--- Begin Data to use ---
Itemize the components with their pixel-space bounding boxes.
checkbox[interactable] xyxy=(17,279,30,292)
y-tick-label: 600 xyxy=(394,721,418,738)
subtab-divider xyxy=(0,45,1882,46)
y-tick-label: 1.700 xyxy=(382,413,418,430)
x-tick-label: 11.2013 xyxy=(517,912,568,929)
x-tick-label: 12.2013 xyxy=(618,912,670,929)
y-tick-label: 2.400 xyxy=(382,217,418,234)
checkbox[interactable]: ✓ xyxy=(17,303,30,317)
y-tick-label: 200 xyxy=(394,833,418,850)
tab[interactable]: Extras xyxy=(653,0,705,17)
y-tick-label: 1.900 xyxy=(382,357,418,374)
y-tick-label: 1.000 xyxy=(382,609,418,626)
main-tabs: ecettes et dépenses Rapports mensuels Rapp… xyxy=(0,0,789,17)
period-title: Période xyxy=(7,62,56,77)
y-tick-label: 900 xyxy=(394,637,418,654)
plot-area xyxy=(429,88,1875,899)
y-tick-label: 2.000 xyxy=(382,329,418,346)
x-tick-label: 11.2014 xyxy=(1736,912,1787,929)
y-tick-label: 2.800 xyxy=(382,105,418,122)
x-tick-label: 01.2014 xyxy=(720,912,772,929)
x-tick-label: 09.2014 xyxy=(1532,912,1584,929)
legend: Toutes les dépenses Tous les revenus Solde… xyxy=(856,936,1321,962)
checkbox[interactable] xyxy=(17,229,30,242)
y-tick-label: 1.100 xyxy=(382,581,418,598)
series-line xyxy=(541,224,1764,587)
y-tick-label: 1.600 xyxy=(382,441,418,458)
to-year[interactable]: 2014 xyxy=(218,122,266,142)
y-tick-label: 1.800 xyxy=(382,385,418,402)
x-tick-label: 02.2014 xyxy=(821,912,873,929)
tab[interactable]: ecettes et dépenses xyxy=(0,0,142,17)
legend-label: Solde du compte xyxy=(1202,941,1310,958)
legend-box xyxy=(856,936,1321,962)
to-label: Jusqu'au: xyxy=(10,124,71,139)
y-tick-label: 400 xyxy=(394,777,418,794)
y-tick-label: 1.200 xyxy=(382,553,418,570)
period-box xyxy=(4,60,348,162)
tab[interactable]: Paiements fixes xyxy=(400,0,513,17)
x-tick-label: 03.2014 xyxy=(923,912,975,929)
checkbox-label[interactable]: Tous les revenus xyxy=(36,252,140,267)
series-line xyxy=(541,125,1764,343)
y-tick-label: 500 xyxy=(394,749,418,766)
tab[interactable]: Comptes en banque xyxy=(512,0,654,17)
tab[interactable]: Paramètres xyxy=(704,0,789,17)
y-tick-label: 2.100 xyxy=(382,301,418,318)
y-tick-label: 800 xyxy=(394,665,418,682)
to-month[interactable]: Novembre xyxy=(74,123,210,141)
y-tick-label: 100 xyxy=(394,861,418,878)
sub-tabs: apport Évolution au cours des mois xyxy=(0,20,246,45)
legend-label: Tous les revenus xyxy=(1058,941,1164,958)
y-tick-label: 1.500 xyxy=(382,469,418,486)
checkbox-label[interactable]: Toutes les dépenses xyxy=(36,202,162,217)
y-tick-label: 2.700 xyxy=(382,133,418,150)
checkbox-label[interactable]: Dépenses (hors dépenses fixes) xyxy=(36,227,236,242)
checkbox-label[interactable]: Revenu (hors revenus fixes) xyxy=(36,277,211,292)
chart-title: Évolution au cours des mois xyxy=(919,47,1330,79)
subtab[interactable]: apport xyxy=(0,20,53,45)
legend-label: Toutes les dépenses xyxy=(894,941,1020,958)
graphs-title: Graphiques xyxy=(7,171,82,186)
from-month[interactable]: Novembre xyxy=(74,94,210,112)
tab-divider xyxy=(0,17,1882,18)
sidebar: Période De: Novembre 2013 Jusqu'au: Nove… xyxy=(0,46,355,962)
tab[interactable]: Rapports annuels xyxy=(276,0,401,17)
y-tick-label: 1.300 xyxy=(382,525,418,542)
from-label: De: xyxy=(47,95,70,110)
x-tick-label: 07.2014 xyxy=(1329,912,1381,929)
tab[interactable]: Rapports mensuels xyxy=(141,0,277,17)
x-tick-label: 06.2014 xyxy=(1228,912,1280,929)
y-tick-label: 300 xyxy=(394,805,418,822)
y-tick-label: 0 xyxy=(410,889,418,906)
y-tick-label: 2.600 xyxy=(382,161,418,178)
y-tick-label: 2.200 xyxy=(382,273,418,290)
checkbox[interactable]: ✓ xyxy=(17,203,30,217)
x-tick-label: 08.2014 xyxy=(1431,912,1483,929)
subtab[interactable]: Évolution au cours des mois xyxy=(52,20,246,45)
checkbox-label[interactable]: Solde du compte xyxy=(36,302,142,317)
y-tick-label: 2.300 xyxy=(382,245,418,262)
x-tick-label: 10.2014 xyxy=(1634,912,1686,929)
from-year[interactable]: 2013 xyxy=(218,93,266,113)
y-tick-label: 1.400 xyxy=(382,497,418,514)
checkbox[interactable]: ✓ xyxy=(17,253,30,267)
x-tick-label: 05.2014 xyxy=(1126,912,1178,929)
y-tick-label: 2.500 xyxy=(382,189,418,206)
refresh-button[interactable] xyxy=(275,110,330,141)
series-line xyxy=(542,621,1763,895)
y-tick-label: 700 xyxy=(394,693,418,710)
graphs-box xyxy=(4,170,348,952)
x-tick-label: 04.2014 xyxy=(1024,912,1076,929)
--- End Data to use ---
## Directions
Copy the items above word for word, with every line unchanged.

## Result
Itemize the components with their pixel-space bounding boxes.
checkbox[interactable] xyxy=(17,279,30,292)
y-tick-label: 600 xyxy=(394,721,418,738)
subtab-divider xyxy=(0,45,1882,46)
y-tick-label: 1.700 xyxy=(382,413,418,430)
x-tick-label: 11.2013 xyxy=(517,912,568,929)
x-tick-label: 12.2013 xyxy=(618,912,670,929)
y-tick-label: 2.400 xyxy=(382,217,418,234)
checkbox[interactable]: ✓ xyxy=(17,303,30,317)
y-tick-label: 200 xyxy=(394,833,418,850)
tab[interactable]: Extras xyxy=(653,0,705,17)
y-tick-label: 1.900 xyxy=(382,357,418,374)
y-tick-label: 1.000 xyxy=(382,609,418,626)
main-tabs: ecettes et dépenses Rapports mensuels Rapp… xyxy=(0,0,789,17)
period-title: Période xyxy=(7,62,56,77)
y-tick-label: 900 xyxy=(394,637,418,654)
plot-area xyxy=(429,88,1875,899)
y-tick-label: 2.000 xyxy=(382,329,418,346)
x-tick-label: 11.2014 xyxy=(1736,912,1787,929)
y-tick-label: 2.800 xyxy=(382,105,418,122)
x-tick-label: 01.2014 xyxy=(720,912,772,929)
x-tick-label: 09.2014 xyxy=(1532,912,1584,929)
legend: Toutes les dépenses Tous les revenus Solde… xyxy=(856,936,1321,962)
checkbox[interactable] xyxy=(17,229,30,242)
y-tick-label: 1.100 xyxy=(382,581,418,598)
series-line xyxy=(541,224,1764,587)
y-tick-label: 1.600 xyxy=(382,441,418,458)
to-year[interactable]: 2014 xyxy=(218,122,266,142)
y-tick-label: 1.800 xyxy=(382,385,418,402)
x-tick-label: 02.2014 xyxy=(821,912,873,929)
tab[interactable]: ecettes et dépenses xyxy=(0,0,142,17)
legend-label: Solde du compte xyxy=(1202,941,1310,958)
legend-box xyxy=(856,936,1321,962)
to-label: Jusqu'au: xyxy=(10,124,71,139)
y-tick-label: 400 xyxy=(394,777,418,794)
y-tick-label: 1.200 xyxy=(382,553,418,570)
period-box xyxy=(4,60,348,162)
tab[interactable]: Paiements fixes xyxy=(400,0,513,17)
x-tick-label: 03.2014 xyxy=(923,912,975,929)
checkbox-label[interactable]: Tous les revenus xyxy=(36,252,140,267)
series-line xyxy=(541,125,1764,343)
y-tick-label: 500 xyxy=(394,749,418,766)
tab[interactable]: Comptes en banque xyxy=(512,0,654,17)
tab[interactable]: Paramètres xyxy=(704,0,789,17)
y-tick-label: 2.100 xyxy=(382,301,418,318)
y-tick-label: 800 xyxy=(394,665,418,682)
to-month[interactable]: Novembre xyxy=(74,123,210,141)
y-tick-label: 100 xyxy=(394,861,418,878)
sub-tabs: apport Évolution au cours des mois xyxy=(0,20,246,45)
legend-label: Tous les revenus xyxy=(1058,941,1164,958)
y-tick-label: 1.500 xyxy=(382,469,418,486)
checkbox-label[interactable]: Toutes les dépenses xyxy=(36,202,162,217)
y-tick-label: 2.700 xyxy=(382,133,418,150)
checkbox-label[interactable]: Dépenses (hors dépenses fixes) xyxy=(36,227,236,242)
checkbox-label[interactable]: Revenu (hors revenus fixes) xyxy=(36,277,211,292)
chart-title: Évolution au cours des mois xyxy=(919,47,1330,79)
subtab[interactable]: apport xyxy=(0,20,53,45)
legend-label: Toutes les dépenses xyxy=(894,941,1020,958)
graphs-title: Graphiques xyxy=(7,171,82,186)
from-month[interactable]: Novembre xyxy=(74,94,210,112)
tab-divider xyxy=(0,17,1882,18)
sidebar: Période De: Novembre 2013 Jusqu'au: Nove… xyxy=(0,46,355,962)
tab[interactable]: Rapports annuels xyxy=(276,0,401,17)
y-tick-label: 1.300 xyxy=(382,525,418,542)
from-label: De: xyxy=(47,95,70,110)
x-tick-label: 07.2014 xyxy=(1329,912,1381,929)
tab[interactable]: Rapports mensuels xyxy=(141,0,277,17)
x-tick-label: 06.2014 xyxy=(1228,912,1280,929)
y-tick-label: 300 xyxy=(394,805,418,822)
y-tick-label: 0 xyxy=(410,889,418,906)
y-tick-label: 2.600 xyxy=(382,161,418,178)
y-tick-label: 2.200 xyxy=(382,273,418,290)
checkbox[interactable]: ✓ xyxy=(17,203,30,217)
x-tick-label: 08.2014 xyxy=(1431,912,1483,929)
subtab[interactable]: Évolution au cours des mois xyxy=(52,20,246,45)
checkbox-label[interactable]: Solde du compte xyxy=(36,302,142,317)
y-tick-label: 2.300 xyxy=(382,245,418,262)
x-tick-label: 10.2014 xyxy=(1634,912,1686,929)
from-year[interactable]: 2013 xyxy=(218,93,266,113)
y-tick-label: 1.400 xyxy=(382,497,418,514)
checkbox[interactable]: ✓ xyxy=(17,253,30,267)
x-tick-label: 05.2014 xyxy=(1126,912,1178,929)
y-tick-label: 2.500 xyxy=(382,189,418,206)
refresh-button[interactable] xyxy=(275,110,330,141)
series-line xyxy=(542,621,1763,895)
y-tick-label: 700 xyxy=(394,693,418,710)
graphs-box xyxy=(4,170,348,952)
x-tick-label: 04.2014 xyxy=(1024,912,1076,929)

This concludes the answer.